**Directive:**
Return all the entries exactly, keeping pictures out.

**Supplied information:**
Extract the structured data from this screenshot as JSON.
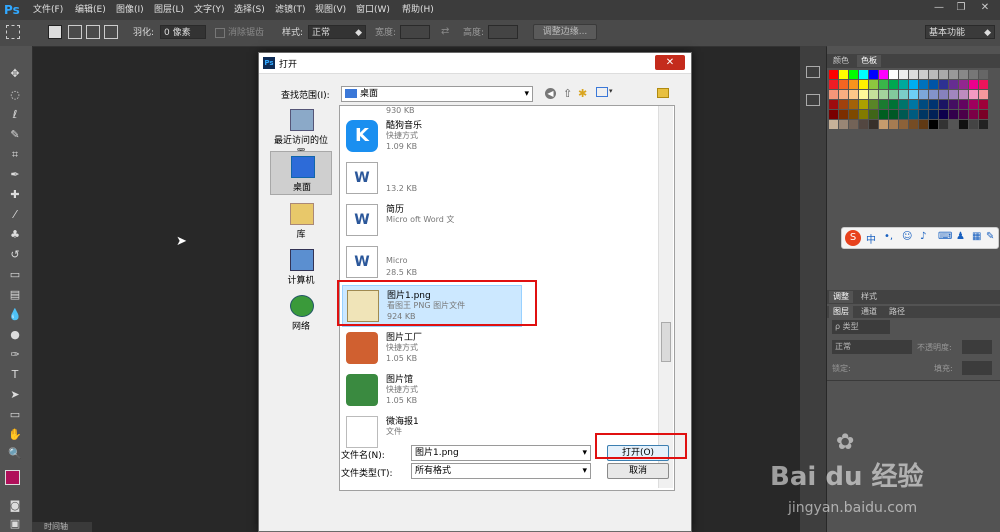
{
  "app": {
    "logo": "Ps"
  },
  "menu": [
    "文件(F)",
    "编辑(E)",
    "图像(I)",
    "图层(L)",
    "文字(Y)",
    "选择(S)",
    "滤镜(T)",
    "视图(V)",
    "窗口(W)",
    "帮助(H)"
  ],
  "options": {
    "feather_label": "羽化:",
    "feather_value": "0 像素",
    "antialias_label": "消除锯齿",
    "style_label": "样式:",
    "style_value": "正常",
    "width_label": "宽度:",
    "height_label": "高度:",
    "refine_edge": "调整边缘...",
    "workspace": "基本功能"
  },
  "panels": {
    "color_tab": "颜色",
    "swatches_tab": "色板",
    "adjust_tab": "调整",
    "styles_tab": "样式",
    "layers_tab": "图层",
    "channels_tab": "通道",
    "paths_tab": "路径",
    "kind_label": "类型",
    "blend_mode": "正常",
    "opacity_label": "不透明度:",
    "lock_label": "锁定:",
    "fill_label": "填充:",
    "ime_text": "中"
  },
  "timeline": "时间轴",
  "dialog": {
    "title": "打开",
    "look_in_label": "查找范围(I):",
    "look_in_value": "桌面",
    "places": [
      "最近访问的位置",
      "桌面",
      "库",
      "计算机",
      "网络"
    ],
    "files": [
      {
        "name": "",
        "type": "",
        "size": "930 KB"
      },
      {
        "name": "酷狗音乐",
        "type": "快捷方式",
        "size": "1.09 KB"
      },
      {
        "name": "　",
        "type": "",
        "size": "13.2 KB"
      },
      {
        "name": "简历",
        "type": "Micro     oft Word 文",
        "size": ""
      },
      {
        "name": "",
        "type": "Micro",
        "size": "28.5 KB"
      },
      {
        "name": "图片1.png",
        "type": "看图王 PNG 图片文件",
        "size": "924 KB"
      },
      {
        "name": "图片工厂",
        "type": "快捷方式",
        "size": "1.05 KB"
      },
      {
        "name": "图片馆",
        "type": "快捷方式",
        "size": "1.05 KB"
      },
      {
        "name": "微海报1",
        "type": "文件",
        "size": ""
      }
    ],
    "filename_label": "文件名(N):",
    "filename_value": "图片1.png",
    "filetype_label": "文件类型(T):",
    "filetype_value": "所有格式",
    "open_button": "打开(O)",
    "cancel_button": "取消"
  },
  "watermark": {
    "brand": "Bai du 经验",
    "url": "jingyan.baidu.com"
  }
}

**Problem solution:**
Extract the structured data from this screenshot as JSON.
{
  "app": {
    "logo": "Ps"
  },
  "menu": [
    "文件(F)",
    "编辑(E)",
    "图像(I)",
    "图层(L)",
    "文字(Y)",
    "选择(S)",
    "滤镜(T)",
    "视图(V)",
    "窗口(W)",
    "帮助(H)"
  ],
  "options": {
    "feather_label": "羽化:",
    "feather_value": "0 像素",
    "antialias_label": "消除锯齿",
    "style_label": "样式:",
    "style_value": "正常",
    "width_label": "宽度:",
    "height_label": "高度:",
    "refine_edge": "调整边缘...",
    "workspace": "基本功能"
  },
  "panels": {
    "color_tab": "颜色",
    "swatches_tab": "色板",
    "adjust_tab": "调整",
    "styles_tab": "样式",
    "layers_tab": "图层",
    "channels_tab": "通道",
    "paths_tab": "路径",
    "kind_label": "类型",
    "blend_mode": "正常",
    "opacity_label": "不透明度:",
    "lock_label": "锁定:",
    "fill_label": "填充:",
    "ime_text": "中"
  },
  "timeline": "时间轴",
  "dialog": {
    "title": "打开",
    "look_in_label": "查找范围(I):",
    "look_in_value": "桌面",
    "places": [
      "最近访问的位置",
      "桌面",
      "库",
      "计算机",
      "网络"
    ],
    "files": [
      {
        "name": "",
        "type": "",
        "size": "930 KB"
      },
      {
        "name": "酷狗音乐",
        "type": "快捷方式",
        "size": "1.09 KB"
      },
      {
        "name": "　",
        "type": "",
        "size": "13.2 KB"
      },
      {
        "name": "简历",
        "type": "Micro     oft Word 文",
        "size": ""
      },
      {
        "name": "",
        "type": "Micro",
        "size": "28.5 KB"
      },
      {
        "name": "图片1.png",
        "type": "看图王 PNG 图片文件",
        "size": "924 KB"
      },
      {
        "name": "图片工厂",
        "type": "快捷方式",
        "size": "1.05 KB"
      },
      {
        "name": "图片馆",
        "type": "快捷方式",
        "size": "1.05 KB"
      },
      {
        "name": "微海报1",
        "type": "文件",
        "size": ""
      }
    ],
    "filename_label": "文件名(N):",
    "filename_value": "图片1.png",
    "filetype_label": "文件类型(T):",
    "filetype_value": "所有格式",
    "open_button": "打开(O)",
    "cancel_button": "取消"
  },
  "watermark": {
    "brand": "Bai du 经验",
    "url": "jingyan.baidu.com"
  }
}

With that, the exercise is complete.